EXERCISE PROMPT: Repeat the whole listing exactly as written.
>> start ENTRIES SUPPLIED
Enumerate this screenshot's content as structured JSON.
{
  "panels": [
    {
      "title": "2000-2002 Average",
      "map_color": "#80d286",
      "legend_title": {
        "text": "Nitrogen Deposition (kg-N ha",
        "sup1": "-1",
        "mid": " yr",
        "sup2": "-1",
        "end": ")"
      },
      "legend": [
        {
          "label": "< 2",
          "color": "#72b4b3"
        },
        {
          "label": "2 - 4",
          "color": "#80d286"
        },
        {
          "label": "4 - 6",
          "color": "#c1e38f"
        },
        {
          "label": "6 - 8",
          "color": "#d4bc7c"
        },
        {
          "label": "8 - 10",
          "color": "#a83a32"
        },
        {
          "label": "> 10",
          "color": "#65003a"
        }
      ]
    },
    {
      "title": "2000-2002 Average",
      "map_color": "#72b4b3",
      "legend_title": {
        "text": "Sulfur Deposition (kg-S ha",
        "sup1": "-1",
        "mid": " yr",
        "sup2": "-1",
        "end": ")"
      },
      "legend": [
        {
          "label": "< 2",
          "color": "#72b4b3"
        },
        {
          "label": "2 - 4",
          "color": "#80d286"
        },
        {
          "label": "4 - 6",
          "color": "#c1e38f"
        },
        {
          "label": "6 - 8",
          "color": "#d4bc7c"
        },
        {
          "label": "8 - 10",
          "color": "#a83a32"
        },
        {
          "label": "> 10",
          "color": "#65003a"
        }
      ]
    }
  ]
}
>> end ENTRIES SUPPLIED
RESPONSE:
Enumerate this screenshot's content as structured JSON.
{
  "panels": [
    {
      "title": "2000-2002 Average",
      "map_color": "#80d286",
      "legend_title": {
        "text": "Nitrogen Deposition (kg-N ha",
        "sup1": "-1",
        "mid": " yr",
        "sup2": "-1",
        "end": ")"
      },
      "legend": [
        {
          "label": "< 2",
          "color": "#72b4b3"
        },
        {
          "label": "2 - 4",
          "color": "#80d286"
        },
        {
          "label": "4 - 6",
          "color": "#c1e38f"
        },
        {
          "label": "6 - 8",
          "color": "#d4bc7c"
        },
        {
          "label": "8 - 10",
          "color": "#a83a32"
        },
        {
          "label": "> 10",
          "color": "#65003a"
        }
      ]
    },
    {
      "title": "2000-2002 Average",
      "map_color": "#72b4b3",
      "legend_title": {
        "text": "Sulfur Deposition (kg-S ha",
        "sup1": "-1",
        "mid": " yr",
        "sup2": "-1",
        "end": ")"
      },
      "legend": [
        {
          "label": "< 2",
          "color": "#72b4b3"
        },
        {
          "label": "2 - 4",
          "color": "#80d286"
        },
        {
          "label": "4 - 6",
          "color": "#c1e38f"
        },
        {
          "label": "6 - 8",
          "color": "#d4bc7c"
        },
        {
          "label": "8 - 10",
          "color": "#a83a32"
        },
        {
          "label": "> 10",
          "color": "#65003a"
        }
      ]
    }
  ]
}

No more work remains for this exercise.